Repeat the lines below exactly as they appear, but leave out the images.

-*-*-

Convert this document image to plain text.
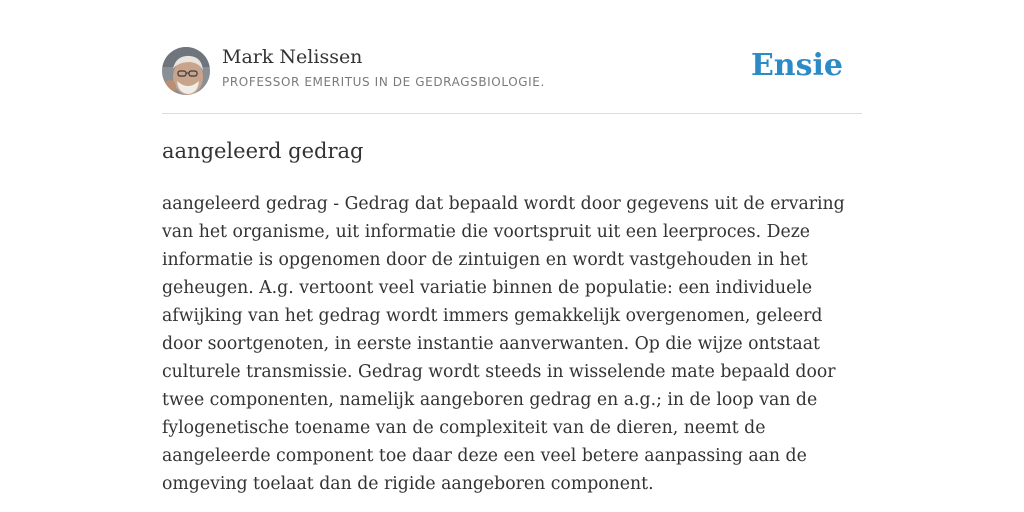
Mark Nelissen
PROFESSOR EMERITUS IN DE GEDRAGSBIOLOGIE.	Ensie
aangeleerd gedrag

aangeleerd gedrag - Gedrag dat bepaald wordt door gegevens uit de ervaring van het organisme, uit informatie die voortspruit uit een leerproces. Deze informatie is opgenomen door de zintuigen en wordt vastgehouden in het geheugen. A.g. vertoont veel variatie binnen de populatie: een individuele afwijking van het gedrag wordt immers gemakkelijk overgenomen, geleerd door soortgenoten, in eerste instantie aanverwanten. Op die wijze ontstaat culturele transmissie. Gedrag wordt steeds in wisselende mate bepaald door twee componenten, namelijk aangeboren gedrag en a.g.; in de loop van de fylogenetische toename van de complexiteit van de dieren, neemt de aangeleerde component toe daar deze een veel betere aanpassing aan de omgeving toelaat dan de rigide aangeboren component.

-*-*-

#### Response to the task
Convert this document image to plain text.
Mark Nelissen
PROFESSOR EMERITUS IN DE GEDRAGSBIOLOGIE.	Ensie
aangeleerd gedrag

aangeleerd gedrag - Gedrag dat bepaald wordt door gegevens uit de ervaring van het organisme, uit informatie die voortspruit uit een leerproces. Deze informatie is opgenomen door de zintuigen en wordt vastgehouden in het geheugen. A.g. vertoont veel variatie binnen de populatie: een individuele afwijking van het gedrag wordt immers gemakkelijk overgenomen, geleerd door soortgenoten, in eerste instantie aanverwanten. Op die wijze ontstaat culturele transmissie. Gedrag wordt steeds in wisselende mate bepaald door twee componenten, namelijk aangeboren gedrag en a.g.; in de loop van de fylogenetische toename van de complexiteit van de dieren, neemt de aangeleerde component toe daar deze een veel betere aanpassing aan de omgeving toelaat dan de rigide aangeboren component.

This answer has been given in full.